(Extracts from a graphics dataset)
=-=-=-=-=
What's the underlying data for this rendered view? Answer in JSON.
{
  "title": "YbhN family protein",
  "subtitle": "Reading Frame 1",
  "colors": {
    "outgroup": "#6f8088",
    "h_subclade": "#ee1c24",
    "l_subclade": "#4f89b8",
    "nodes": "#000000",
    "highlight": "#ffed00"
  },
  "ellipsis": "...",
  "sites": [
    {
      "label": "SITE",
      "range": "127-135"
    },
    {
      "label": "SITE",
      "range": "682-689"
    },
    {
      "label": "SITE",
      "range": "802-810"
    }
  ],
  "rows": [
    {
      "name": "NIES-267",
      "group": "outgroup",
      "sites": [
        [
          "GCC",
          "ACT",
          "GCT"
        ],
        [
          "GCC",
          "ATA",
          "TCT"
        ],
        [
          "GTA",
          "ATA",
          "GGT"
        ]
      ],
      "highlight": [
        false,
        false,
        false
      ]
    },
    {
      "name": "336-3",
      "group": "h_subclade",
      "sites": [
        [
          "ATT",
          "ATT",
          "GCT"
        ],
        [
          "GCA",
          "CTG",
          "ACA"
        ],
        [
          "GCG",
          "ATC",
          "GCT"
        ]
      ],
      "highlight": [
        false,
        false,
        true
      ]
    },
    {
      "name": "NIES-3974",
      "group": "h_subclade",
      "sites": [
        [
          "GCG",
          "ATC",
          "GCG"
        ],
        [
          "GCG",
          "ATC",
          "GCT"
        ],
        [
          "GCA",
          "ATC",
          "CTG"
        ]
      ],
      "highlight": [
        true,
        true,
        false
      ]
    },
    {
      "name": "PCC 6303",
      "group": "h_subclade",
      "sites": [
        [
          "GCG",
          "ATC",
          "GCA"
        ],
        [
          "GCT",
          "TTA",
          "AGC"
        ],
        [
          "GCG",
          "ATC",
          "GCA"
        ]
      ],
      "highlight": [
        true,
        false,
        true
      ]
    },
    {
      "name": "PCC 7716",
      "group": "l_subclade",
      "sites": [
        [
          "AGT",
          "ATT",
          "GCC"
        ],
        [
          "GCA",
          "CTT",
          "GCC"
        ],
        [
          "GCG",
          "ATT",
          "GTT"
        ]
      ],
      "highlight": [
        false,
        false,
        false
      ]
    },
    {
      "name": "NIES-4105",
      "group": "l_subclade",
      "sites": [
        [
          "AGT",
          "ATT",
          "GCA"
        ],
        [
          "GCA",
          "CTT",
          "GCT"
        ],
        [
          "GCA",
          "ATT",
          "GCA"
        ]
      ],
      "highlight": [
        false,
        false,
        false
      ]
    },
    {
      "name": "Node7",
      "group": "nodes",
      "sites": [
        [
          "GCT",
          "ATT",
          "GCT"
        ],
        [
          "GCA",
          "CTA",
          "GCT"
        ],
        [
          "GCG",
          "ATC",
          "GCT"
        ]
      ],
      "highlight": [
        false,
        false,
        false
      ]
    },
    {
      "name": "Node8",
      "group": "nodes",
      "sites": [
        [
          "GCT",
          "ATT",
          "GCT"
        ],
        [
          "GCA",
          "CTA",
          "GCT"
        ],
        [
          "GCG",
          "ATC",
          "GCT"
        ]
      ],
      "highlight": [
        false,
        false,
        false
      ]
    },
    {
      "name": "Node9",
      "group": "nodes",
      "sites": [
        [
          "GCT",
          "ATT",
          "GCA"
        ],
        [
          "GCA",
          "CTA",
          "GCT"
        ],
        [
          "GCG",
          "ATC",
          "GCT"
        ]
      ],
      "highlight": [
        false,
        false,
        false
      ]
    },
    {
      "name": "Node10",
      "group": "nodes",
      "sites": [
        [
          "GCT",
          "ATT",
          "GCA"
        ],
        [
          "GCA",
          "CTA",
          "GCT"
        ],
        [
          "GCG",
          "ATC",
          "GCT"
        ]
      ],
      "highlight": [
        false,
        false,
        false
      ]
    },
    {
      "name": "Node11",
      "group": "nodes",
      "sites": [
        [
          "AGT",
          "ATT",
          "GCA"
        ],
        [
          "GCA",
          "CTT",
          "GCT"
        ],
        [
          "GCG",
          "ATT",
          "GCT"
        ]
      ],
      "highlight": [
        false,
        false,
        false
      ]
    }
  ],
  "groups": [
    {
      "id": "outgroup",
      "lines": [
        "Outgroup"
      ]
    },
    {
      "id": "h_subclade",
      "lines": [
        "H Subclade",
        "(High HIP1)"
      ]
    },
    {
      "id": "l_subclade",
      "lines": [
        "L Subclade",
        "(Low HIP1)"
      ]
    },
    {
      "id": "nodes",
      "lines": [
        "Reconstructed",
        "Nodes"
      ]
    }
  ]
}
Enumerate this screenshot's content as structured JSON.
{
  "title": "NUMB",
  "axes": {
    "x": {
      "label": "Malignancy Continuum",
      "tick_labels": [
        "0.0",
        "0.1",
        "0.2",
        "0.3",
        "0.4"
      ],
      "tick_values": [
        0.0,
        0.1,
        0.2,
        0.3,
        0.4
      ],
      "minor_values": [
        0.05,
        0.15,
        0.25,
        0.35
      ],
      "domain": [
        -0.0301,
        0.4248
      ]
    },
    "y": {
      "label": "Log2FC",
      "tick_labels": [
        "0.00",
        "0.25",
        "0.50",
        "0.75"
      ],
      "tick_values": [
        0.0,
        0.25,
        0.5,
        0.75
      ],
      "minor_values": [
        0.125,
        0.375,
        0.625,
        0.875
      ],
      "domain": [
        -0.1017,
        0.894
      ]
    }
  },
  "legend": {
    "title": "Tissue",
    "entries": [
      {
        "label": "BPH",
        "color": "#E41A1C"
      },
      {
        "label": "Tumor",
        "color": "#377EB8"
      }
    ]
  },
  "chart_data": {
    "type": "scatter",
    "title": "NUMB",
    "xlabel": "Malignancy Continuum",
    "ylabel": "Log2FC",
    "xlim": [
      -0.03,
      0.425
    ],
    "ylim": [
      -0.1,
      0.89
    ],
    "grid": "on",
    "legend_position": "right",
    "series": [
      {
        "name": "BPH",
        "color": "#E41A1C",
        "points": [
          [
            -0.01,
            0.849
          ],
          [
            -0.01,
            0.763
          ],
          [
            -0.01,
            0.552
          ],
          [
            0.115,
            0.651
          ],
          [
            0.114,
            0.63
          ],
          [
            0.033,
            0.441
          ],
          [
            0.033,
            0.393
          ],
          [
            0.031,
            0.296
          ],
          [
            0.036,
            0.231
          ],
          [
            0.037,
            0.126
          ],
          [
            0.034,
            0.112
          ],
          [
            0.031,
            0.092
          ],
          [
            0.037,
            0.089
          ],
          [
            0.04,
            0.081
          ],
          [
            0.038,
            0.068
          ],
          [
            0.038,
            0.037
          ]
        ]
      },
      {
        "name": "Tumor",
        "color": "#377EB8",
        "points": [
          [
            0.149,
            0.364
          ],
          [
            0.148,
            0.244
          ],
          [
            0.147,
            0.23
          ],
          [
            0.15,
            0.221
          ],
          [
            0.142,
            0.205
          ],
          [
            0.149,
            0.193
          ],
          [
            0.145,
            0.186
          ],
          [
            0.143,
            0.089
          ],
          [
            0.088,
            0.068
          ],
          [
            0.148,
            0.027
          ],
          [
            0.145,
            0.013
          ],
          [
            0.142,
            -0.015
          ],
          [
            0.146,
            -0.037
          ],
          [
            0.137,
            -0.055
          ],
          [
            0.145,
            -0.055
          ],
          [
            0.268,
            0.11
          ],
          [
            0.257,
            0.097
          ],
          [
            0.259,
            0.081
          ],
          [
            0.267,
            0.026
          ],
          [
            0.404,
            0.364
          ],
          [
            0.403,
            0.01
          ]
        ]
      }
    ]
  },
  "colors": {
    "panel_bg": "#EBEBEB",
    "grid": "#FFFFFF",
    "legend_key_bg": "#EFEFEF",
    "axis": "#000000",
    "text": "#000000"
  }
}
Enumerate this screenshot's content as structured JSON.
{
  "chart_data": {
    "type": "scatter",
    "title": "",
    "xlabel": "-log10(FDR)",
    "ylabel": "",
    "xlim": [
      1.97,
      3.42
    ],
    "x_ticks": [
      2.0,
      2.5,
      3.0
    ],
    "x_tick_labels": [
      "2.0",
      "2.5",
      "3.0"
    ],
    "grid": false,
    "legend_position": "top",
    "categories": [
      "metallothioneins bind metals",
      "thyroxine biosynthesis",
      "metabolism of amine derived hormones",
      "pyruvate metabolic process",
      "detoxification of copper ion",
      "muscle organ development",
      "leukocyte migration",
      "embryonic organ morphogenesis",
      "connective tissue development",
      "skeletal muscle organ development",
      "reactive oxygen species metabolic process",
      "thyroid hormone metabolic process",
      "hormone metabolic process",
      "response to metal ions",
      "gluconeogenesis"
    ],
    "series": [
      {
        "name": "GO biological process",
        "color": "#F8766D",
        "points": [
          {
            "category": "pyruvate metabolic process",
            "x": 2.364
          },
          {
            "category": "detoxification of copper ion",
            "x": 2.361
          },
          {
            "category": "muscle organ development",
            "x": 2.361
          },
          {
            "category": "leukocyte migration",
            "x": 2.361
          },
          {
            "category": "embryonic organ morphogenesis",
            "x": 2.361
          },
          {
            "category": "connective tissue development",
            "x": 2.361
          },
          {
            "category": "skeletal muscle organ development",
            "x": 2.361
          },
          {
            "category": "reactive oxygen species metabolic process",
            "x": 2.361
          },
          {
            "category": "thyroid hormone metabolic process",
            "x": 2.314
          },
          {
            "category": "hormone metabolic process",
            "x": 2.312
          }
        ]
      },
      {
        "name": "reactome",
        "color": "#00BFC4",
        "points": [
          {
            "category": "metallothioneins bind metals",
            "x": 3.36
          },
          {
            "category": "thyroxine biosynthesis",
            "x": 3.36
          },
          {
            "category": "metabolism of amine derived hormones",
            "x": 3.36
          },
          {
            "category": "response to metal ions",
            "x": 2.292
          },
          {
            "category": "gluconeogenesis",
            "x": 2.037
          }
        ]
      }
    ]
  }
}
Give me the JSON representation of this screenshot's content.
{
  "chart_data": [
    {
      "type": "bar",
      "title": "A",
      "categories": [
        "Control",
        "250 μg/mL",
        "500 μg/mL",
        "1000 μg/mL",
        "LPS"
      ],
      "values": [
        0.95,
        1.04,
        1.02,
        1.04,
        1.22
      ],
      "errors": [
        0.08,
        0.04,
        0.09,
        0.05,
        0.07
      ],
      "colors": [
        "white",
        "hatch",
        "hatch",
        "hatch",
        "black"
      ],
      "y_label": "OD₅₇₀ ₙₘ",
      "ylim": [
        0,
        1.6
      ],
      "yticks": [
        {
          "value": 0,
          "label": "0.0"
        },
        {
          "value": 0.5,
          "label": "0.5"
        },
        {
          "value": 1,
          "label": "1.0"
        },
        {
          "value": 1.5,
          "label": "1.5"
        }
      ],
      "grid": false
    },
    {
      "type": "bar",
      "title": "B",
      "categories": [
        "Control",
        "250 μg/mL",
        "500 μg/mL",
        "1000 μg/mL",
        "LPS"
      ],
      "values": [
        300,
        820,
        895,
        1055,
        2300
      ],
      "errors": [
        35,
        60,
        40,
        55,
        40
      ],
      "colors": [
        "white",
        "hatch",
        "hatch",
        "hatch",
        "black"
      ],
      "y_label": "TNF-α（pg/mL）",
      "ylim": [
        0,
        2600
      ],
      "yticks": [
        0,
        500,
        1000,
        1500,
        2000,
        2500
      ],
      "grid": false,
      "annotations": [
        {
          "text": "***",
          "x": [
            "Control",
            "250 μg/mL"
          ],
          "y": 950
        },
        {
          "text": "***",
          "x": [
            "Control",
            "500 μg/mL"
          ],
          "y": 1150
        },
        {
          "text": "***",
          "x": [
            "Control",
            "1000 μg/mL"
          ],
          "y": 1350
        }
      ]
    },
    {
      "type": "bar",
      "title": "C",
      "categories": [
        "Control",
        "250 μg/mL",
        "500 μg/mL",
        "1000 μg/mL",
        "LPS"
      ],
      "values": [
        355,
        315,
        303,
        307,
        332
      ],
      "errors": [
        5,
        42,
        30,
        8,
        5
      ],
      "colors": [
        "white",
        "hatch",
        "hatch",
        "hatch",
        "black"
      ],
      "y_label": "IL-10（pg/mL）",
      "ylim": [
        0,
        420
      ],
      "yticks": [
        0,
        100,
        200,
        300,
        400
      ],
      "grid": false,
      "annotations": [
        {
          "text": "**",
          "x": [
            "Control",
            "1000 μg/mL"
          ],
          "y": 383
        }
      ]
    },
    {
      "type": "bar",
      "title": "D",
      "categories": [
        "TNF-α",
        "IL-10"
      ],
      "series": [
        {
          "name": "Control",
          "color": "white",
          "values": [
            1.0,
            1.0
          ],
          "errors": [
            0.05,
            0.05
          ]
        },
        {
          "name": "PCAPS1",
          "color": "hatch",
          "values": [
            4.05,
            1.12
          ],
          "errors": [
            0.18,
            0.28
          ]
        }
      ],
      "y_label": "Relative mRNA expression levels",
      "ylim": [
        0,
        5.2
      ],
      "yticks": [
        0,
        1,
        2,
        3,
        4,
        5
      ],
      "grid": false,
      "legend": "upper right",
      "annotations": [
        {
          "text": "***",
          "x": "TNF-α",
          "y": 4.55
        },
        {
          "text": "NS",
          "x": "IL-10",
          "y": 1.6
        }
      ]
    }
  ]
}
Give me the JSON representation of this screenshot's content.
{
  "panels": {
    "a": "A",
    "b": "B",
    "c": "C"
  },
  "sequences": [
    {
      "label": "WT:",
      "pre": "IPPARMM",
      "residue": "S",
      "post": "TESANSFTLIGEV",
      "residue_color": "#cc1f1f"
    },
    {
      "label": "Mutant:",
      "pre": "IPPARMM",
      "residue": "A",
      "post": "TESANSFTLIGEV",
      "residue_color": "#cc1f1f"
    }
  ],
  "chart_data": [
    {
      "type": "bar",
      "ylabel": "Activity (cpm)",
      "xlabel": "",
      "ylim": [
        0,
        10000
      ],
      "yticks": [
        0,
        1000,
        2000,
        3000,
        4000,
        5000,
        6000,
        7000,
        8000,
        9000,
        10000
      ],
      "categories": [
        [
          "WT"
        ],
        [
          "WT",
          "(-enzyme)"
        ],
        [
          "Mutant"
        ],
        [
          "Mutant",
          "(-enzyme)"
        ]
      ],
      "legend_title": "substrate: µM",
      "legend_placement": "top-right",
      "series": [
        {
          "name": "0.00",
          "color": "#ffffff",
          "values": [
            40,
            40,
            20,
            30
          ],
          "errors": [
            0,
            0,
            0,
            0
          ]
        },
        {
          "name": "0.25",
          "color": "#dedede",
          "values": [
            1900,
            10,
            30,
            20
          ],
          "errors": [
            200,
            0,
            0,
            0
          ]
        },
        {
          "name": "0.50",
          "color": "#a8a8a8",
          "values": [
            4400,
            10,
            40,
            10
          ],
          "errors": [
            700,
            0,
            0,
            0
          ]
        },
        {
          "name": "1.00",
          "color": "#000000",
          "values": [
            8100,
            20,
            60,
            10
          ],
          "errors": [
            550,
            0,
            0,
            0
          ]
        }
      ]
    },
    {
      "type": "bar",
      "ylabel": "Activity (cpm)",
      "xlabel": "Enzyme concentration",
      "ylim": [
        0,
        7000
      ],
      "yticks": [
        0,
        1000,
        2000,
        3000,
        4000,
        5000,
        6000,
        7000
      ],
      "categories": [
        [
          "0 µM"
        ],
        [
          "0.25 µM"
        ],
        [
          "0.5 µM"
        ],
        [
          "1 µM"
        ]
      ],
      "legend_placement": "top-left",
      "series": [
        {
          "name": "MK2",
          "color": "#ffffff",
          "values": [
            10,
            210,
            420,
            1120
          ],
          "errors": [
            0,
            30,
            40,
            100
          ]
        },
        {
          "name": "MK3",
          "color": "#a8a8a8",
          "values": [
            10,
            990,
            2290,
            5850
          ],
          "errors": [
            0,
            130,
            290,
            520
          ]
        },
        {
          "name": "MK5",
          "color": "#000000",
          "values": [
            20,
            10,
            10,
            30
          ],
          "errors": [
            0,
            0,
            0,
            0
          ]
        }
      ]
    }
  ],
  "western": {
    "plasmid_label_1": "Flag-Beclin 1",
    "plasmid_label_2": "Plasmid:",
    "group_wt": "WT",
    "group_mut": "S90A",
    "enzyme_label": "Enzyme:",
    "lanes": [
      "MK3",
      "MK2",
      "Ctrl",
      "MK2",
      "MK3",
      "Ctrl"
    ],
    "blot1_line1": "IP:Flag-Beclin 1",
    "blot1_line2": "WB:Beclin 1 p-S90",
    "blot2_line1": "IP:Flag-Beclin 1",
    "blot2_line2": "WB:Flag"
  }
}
=-=-=-=-=
Each line that holds the string "development" is to be copied from the entries above.

      "muscle organ development",
      "connective tissue development",
      "skeletal muscle organ development",
            "category": "muscle organ development",
            "category": "connective tissue development",
            "category": "skeletal muscle organ development",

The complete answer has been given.